Document passage =>
☆ ☆ ☆ ☆ ☆ ☆ ☆
Share your dilemmas and get honest opinions from other Mumsnetters.

Feel awful about MIL's passing but struggling with baby - AIBU?

1000 replies

Charlottef94 · 21/01/2025 11:40

My MIL sadly passed away last week after a terminal illness. She and FIL live in a very very remote part of UK which takes around 12 hrs door to door from us. We were there a week ago luckily before she passed, with our 4 month old.

When she passed overnight last week I stayed as we had already postponed our babys vaccines by over a month due to all the travel over Christmas and up to see them, and they were due to have them that day. DH went up to FIL straight away - however I now feel that he is angry with me that we didnt go immediately and is being quite insensitive to me in having to make this huge journey now on my own as well as currently solo parenting our baby who is going through 4month sleep regression.

I have offered to go up asap, however with the funeral date tbc I would like us to stay up there, until the funeral rather than come back home and back up again. I just feel that it's so many extremely long journeys for our baby who was v unsettled last time we went up there, has just settled down at home again - this is why I wanted to give him a few extra days to get over his jabs and be at home before more upheaval. We have also only been married a year and I did feel that at such a raw time for FIL, having me there hanging around in the very beginning would feel intrusive on his grief as he is alone with DH at the moment.

I just feel my DH is not caring about us at all at the moment, he is barely speaking to me and keeps making sharp comments about how he wants me to get there asap as FIL is really keen to be surrounded by all the grandchildren, as if I am refusing to go. His SIL gets there today with baby. There is a turn in the weather this week meaning I am unlikely to be able to make it to where they live this week or could get stranded with our baby, but I feel DH will tell me we have to try and make the journey.

AIBU in feeling a bit upset myself? I know he has lost his mum but I am trying my best to hold everything together and stable here for our baby and I feel so alone and worried that I've been unreasonable in staying home for a bit longer given the circumstances.

OP posts:
LuluBlakey1 · 22/01/2025 18:06

I think the reality is that, for whatever reason (possibly anxiety or not feeling you know your in-laws well) you don't want to go and are making things into excuses.
If 9 other grandchildren, including at least one baby, can be there, you and your child can, so I think you don't want to go.

Completelyjo · 22/01/2025 18:06

C36M · 22/01/2025 18:05

I think you need to do much more research and edit your comment. Also most people don’t have reclining car seats. I simply told OP she needs to do some research as it is very dangerous for a 4 month old to be in a carseat for an extended length of time. Your misinformation could be deadly, so be careful

Edit your own comment. The child isn’t going to be in a carseat. Move on.

LoveLifeBeHappy · 22/01/2025 18:06

LaurieFairyCake · 21/01/2025 11:50

No, it's ridiculous to travel 12 hours to (I assume) Scotland when they could shut the roads with a 4 month old.

It's not a suitable trip, I wouldn't go at all. Nor would I put up with any sharp comments.
☆ ☆ ☆ ☆ ☆ ☆ ☆
Data to examine =>
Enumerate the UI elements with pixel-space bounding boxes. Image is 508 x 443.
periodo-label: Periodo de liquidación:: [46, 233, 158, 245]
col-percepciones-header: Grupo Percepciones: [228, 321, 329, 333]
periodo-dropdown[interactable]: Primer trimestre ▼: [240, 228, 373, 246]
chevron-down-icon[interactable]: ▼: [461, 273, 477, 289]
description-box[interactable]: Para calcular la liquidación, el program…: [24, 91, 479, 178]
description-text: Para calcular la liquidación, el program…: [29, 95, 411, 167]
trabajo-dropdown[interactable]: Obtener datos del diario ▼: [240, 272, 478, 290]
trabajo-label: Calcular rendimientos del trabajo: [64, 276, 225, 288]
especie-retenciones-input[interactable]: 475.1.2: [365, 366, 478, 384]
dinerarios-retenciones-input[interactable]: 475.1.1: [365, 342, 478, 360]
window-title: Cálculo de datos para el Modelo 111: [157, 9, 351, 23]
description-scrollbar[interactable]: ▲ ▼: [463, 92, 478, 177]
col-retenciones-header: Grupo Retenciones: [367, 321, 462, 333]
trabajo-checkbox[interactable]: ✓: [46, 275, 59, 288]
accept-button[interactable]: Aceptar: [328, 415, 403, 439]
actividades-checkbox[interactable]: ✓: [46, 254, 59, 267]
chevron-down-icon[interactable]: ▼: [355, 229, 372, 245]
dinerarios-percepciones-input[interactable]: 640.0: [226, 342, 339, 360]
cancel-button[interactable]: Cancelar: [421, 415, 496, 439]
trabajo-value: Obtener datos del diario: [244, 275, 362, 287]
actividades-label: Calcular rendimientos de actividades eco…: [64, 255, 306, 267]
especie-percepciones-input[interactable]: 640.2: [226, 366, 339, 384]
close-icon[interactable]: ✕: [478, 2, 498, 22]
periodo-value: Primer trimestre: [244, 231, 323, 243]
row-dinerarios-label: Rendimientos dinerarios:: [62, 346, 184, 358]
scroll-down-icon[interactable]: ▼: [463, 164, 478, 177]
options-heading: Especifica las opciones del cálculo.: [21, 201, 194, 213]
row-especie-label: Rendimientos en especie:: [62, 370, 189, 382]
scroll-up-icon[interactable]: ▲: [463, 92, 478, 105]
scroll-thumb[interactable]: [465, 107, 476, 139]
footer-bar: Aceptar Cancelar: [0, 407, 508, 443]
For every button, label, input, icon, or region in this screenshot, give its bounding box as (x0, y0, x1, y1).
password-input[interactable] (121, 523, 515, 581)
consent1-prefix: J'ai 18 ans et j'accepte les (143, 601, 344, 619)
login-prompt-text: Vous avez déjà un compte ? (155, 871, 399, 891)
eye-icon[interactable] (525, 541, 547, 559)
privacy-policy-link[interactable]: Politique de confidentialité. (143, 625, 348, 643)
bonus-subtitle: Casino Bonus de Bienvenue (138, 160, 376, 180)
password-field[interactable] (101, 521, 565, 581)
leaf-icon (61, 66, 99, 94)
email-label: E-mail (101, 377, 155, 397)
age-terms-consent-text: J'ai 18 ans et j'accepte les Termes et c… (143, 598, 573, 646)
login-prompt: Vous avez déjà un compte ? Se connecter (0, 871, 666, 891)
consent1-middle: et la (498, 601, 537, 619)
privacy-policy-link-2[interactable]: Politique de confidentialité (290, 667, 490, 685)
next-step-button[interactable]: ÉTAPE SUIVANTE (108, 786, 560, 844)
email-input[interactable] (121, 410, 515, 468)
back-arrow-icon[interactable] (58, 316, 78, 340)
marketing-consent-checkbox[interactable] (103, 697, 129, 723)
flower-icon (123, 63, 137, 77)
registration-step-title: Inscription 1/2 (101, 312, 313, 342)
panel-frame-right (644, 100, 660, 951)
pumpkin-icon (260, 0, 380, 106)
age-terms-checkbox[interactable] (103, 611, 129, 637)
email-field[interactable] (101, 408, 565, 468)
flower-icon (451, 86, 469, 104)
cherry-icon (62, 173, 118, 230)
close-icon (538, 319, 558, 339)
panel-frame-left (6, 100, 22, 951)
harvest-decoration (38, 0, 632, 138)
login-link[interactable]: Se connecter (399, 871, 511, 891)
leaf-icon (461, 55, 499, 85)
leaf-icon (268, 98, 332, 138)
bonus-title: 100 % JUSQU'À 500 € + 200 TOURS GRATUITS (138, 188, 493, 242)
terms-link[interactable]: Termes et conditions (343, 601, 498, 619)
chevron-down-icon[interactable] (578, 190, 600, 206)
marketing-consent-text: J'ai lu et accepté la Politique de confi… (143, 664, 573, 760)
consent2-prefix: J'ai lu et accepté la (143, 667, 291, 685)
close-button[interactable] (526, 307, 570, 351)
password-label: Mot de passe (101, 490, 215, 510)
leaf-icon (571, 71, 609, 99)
☆ ☆ ☆ ☆ ☆ ☆ ☆
Why did the poster in the forum thread stay home instead of traveling right away when the mother-in-law passed? Answer in one to three sentences. The records have nothing to do with this.

The baby's vaccines had already been put off by over a month because of travel over Christmas and the trip up to see the in-laws, and they were due that day. The poster also wanted to give the baby a few extra days at home to get over the jabs before more upheaval. The poster felt that being there at the very beginning would intrude on the father-in-law's grief.